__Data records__
((
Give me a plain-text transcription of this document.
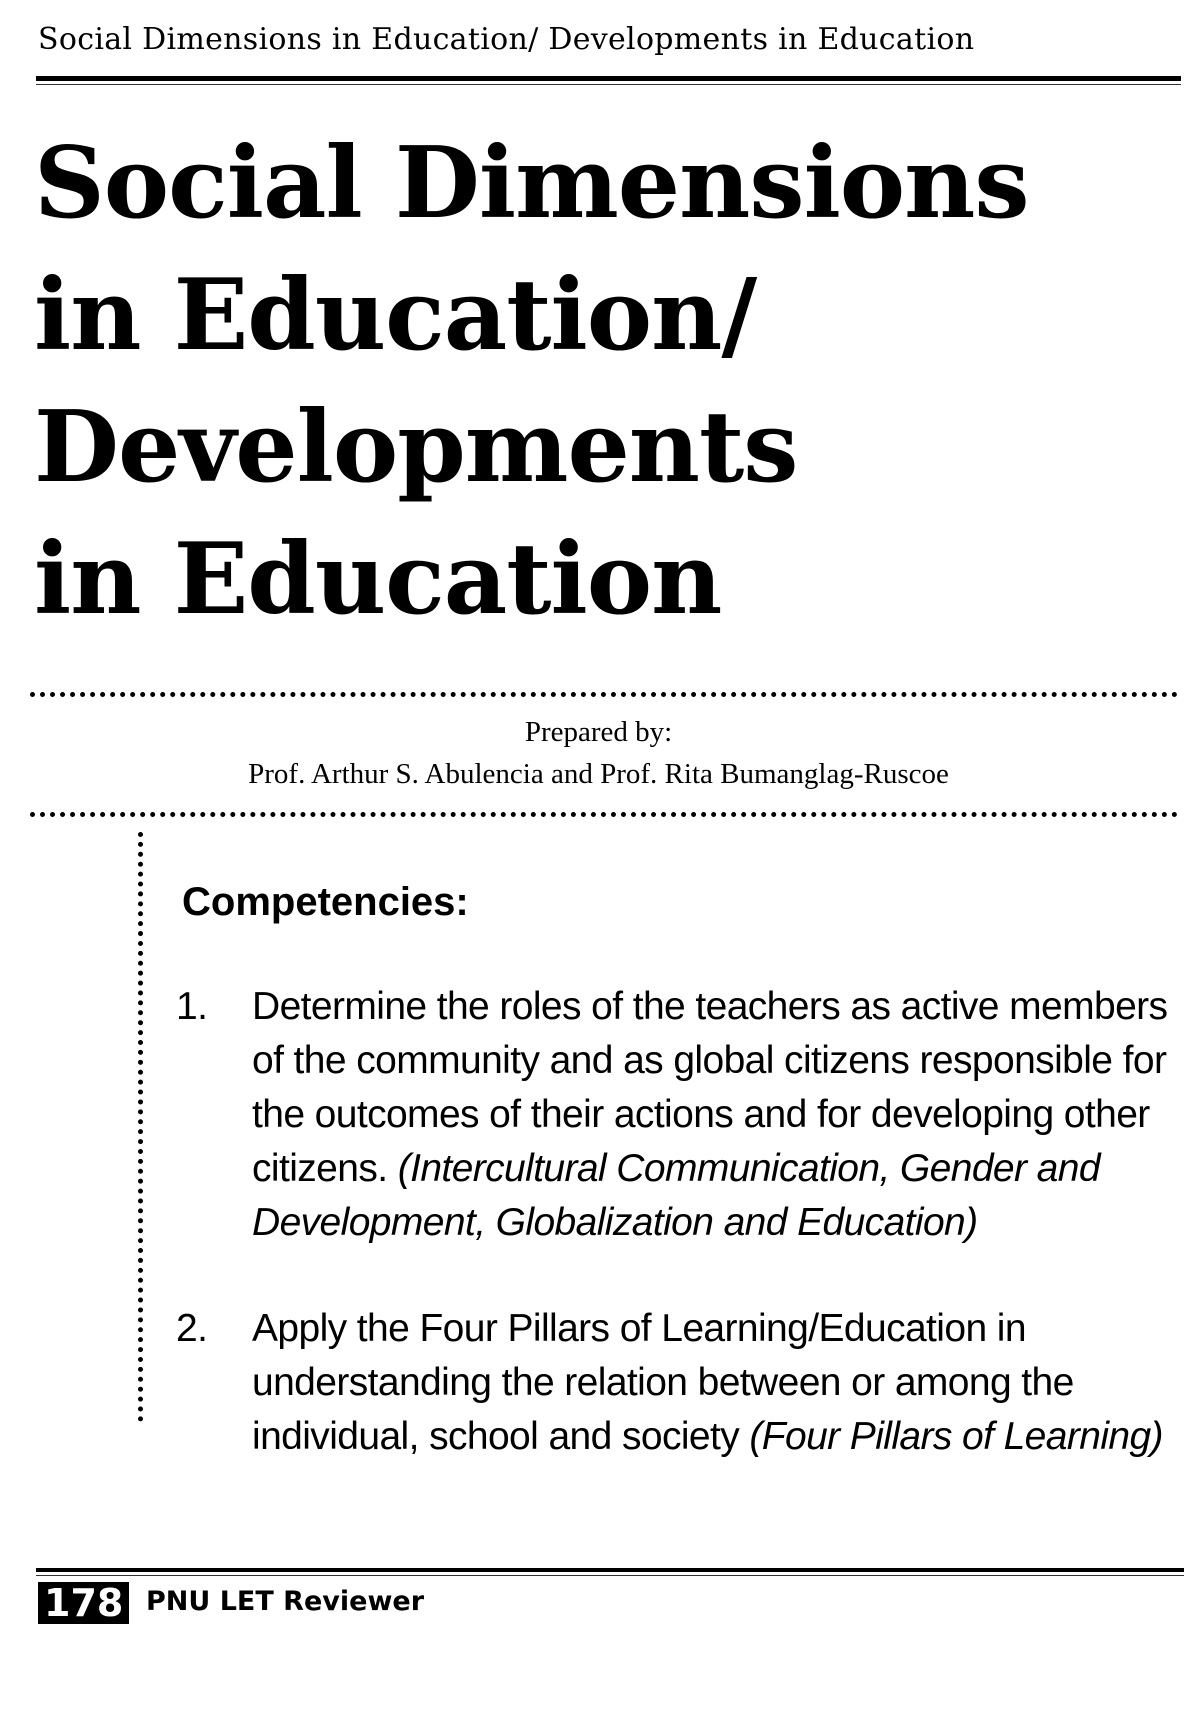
Social Dimensions in Education/ Developments in Education
Social Dimensions
in Education/
Developments
in Education
Prepared by:
Prof. Arthur S. Abulencia and Prof. Rita Bumanglag-Ruscoe
Competencies:
1. Determine the roles of the teachers as active members of the community and as global citizens responsible for the outcomes of their actions and for developing other citizens. (Intercultural Communication, Gender and Development, Globalization and Education)
2. Apply the Four Pillars of Learning/Education in understanding the relation between or among the individual, school and society (Four Pillars of Learning)
178 PNU LET Reviewer
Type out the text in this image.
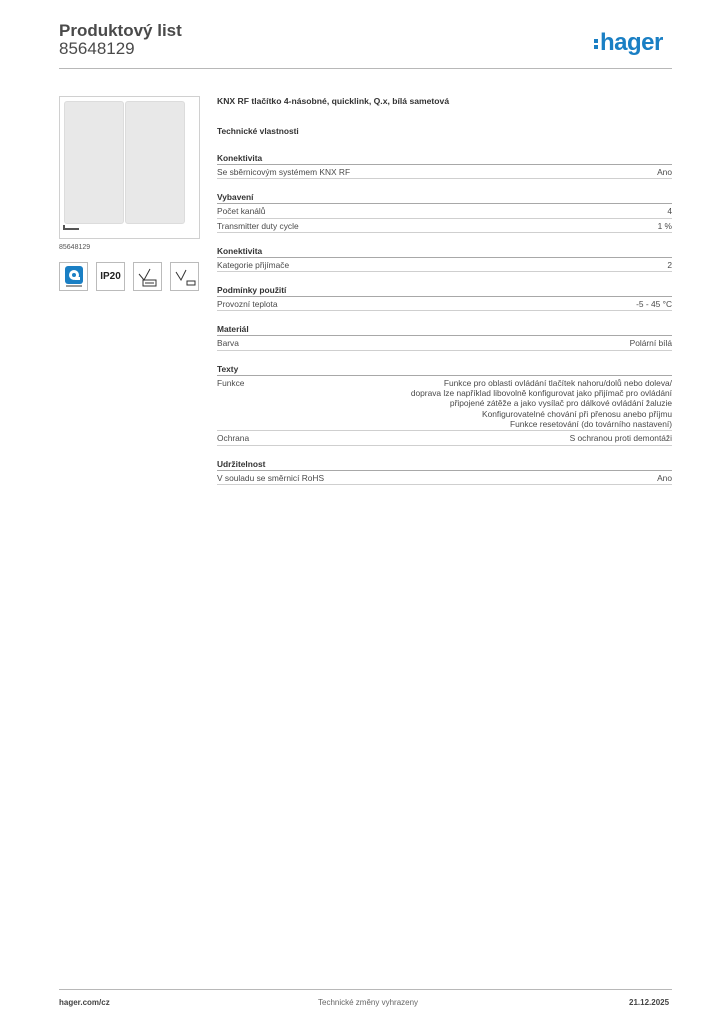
Produktový list
85648129	hager
85648129
IP20
KNX RF tlačítko 4-násobné, quicklink, Q.x, bílá sametová
Technické vlastnosti
Konektivita
Se sběrnicovým systémem KNX RF	Ano
Vybavení
Počet kanálů	4
Transmitter duty cycle	1 %
Konektivita
Kategorie přijímače	2
Podmínky použití
Provozní teplota	-5 - 45 °C
Materiál
Barva	Polární bílá
Texty
Funkce	Funkce pro oblasti ovládání tlačítek nahoru/dolů nebo doleva/
doprava lze například libovolně konfigurovat jako přijímač pro ovládání
připojené zátěže a jako vysílač pro dálkové ovládání žaluzie
Konfigurovatelné chování při přenosu anebo příjmu
Funkce resetování (do továrního nastavení)
Ochrana	S ochranou proti demontáži
Udržitelnost
V souladu se směrnicí RoHS	Ano
hager.com/cz	Technické změny vyhrazeny	21.12.2025
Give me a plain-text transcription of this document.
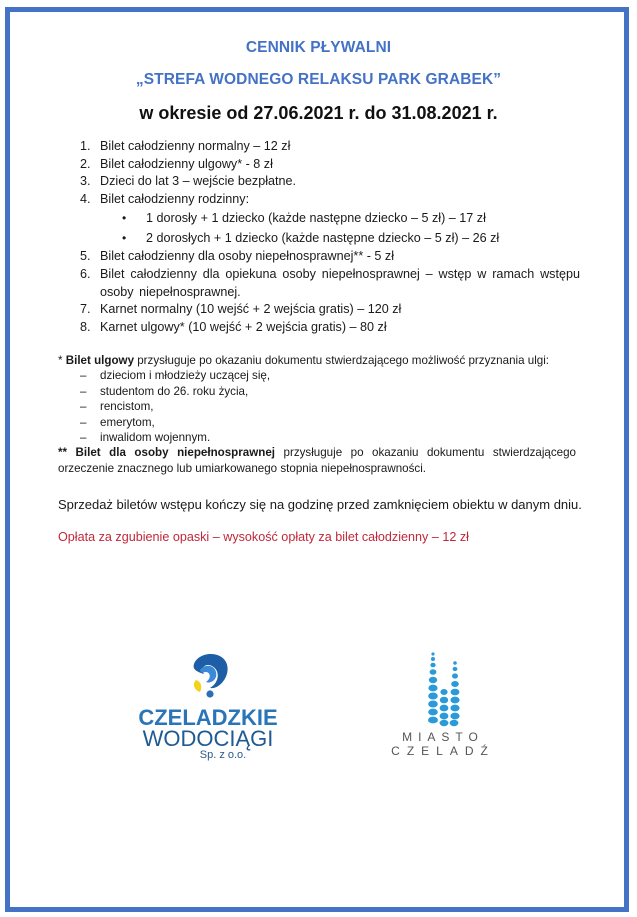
CENNIK PŁYWALNI
„STREFA WODNEGO RELAKSU PARK GRABEK”
w okresie od 27.06.2021 r. do 31.08.2021 r.
1. Bilet całodzienny normalny – 12 zł
2. Bilet całodzienny ulgowy* - 8 zł
3. Dzieci do lat 3 – wejście bezpłatne.
4. Bilet całodzienny rodzinny:
• 1 dorosły + 1 dziecko (każde następne dziecko – 5 zł) – 17 zł
• 2 dorosłych + 1 dziecko (każde następne dziecko – 5 zł) – 26 zł
5. Bilet całodzienny dla osoby niepełnosprawnej** - 5 zł
6. Bilet całodzienny dla opiekuna osoby niepełnosprawnej – wstęp w ramach wstępu osoby niepełnosprawnej.
7. Karnet normalny (10 wejść + 2 wejścia gratis) – 120 zł
8. Karnet ulgowy* (10 wejść + 2 wejścia gratis) – 80 zł
* Bilet ulgowy przysługuje po okazaniu dokumentu stwierdzającego możliwość przyznania ulgi:
– dzieciom i młodzieży uczącej się,
– studentom do 26. roku życia,
– rencistom,
– emerytom,
– inwalidom wojennym.
** Bilet dla osoby niepełnosprawnej przysługuje po okazaniu dokumentu stwierdzającego
orzeczenie znacznego lub umiarkowanego stopnia niepełnosprawności.
Sprzedaż biletów wstępu kończy się na godzinę przed zamknięciem obiektu w danym dniu.
Opłata za zgubienie opaski – wysokość opłaty za bilet całodzienny – 12 zł
CZELADZKIE
WODOCIĄGI
Sp. z o.o.
MIASTO
CZELADŹ
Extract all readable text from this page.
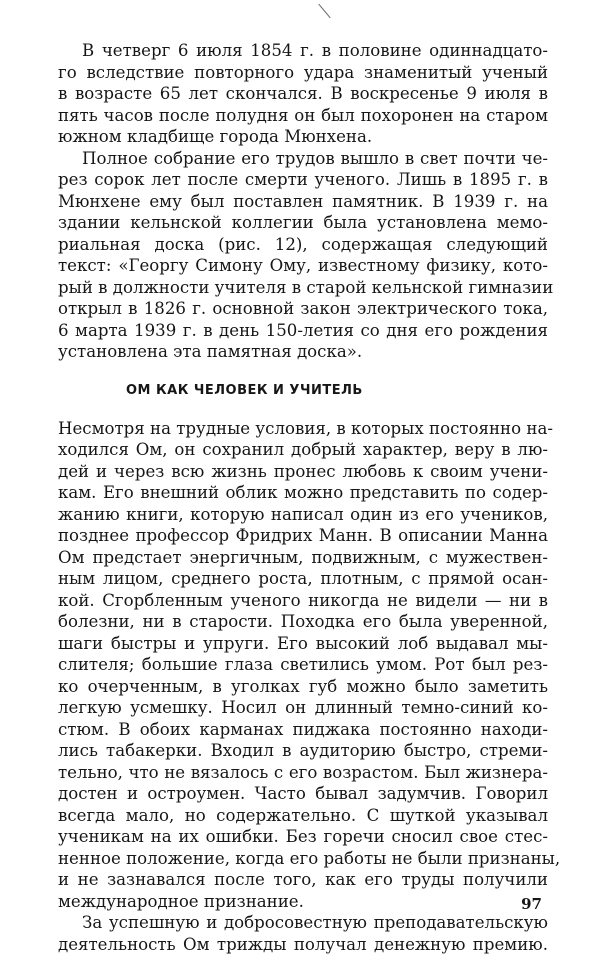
В четверг 6 июля 1854 г. в половине одиннадцато-
го вследствие повторного удара знаменитый ученый
в возрасте 65 лет скончался. В воскресенье 9 июля в
пять часов после полудня он был похоронен на старом
южном кладбище города Мюнхена.

Полное собрание его трудов вышло в свет почти че-
рез сорок лет после смерти ученого. Лишь в 1895 г. в
Мюнхене ему был поставлен памятник. В 1939 г. на
здании кельнской коллегии была установлена мемо-
риальная доска (рис. 12), содержащая следующий
текст: «Георгу Симону Ому, известному физику, кото-
рый в должности учителя в старой кельнской гимназии
открыл в 1826 г. основной закон электрического тока,
6 марта 1939 г. в день 150-летия со дня его рождения
установлена эта памятная доска».

ОМ КАК ЧЕЛОВЕК И УЧИТЕЛЬ

Несмотря на трудные условия, в которых постоянно на-
ходился Ом, он сохранил добрый характер, веру в лю-
дей и через всю жизнь пронес любовь к своим учени-
кам. Его внешний облик можно представить по содер-
жанию книги, которую написал один из его учеников,
позднее профессор Фридрих Манн. В описании Манна
Ом предстает энергичным, подвижным, с мужествен-
ным лицом, среднего роста, плотным, с прямой осан-
кой. Сгорбленным ученого никогда не видели — ни в
болезни, ни в старости. Походка его была уверенной,
шаги быстры и упруги. Его высокий лоб выдавал мы-
слителя; большие глаза светились умом. Рот был рез-
ко очерченным, в уголках губ можно было заметить
легкую усмешку. Носил он длинный темно-синий ко-
стюм. В обоих карманах пиджака постоянно находи-
лись табакерки. Входил в аудиторию быстро, стреми-
тельно, что не вязалось с его возрастом. Был жизнера-
достен и остроумен. Часто бывал задумчив. Говорил
всегда мало, но содержательно. С шуткой указывал
ученикам на их ошибки. Без горечи сносил свое стес-
ненное положение, когда его работы не были признаны,
и не зазнавался после того, как его труды получили
международное признание.

За успешную и добросовестную преподавательскую
деятельность Ом трижды получал денежную премию.

97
))
__Do this__
Go through the material line by line. Show each line that contains the string "установлена".

__Output below__
здании кельнской коллегии была установлена мемо-
установлена эта памятная доска».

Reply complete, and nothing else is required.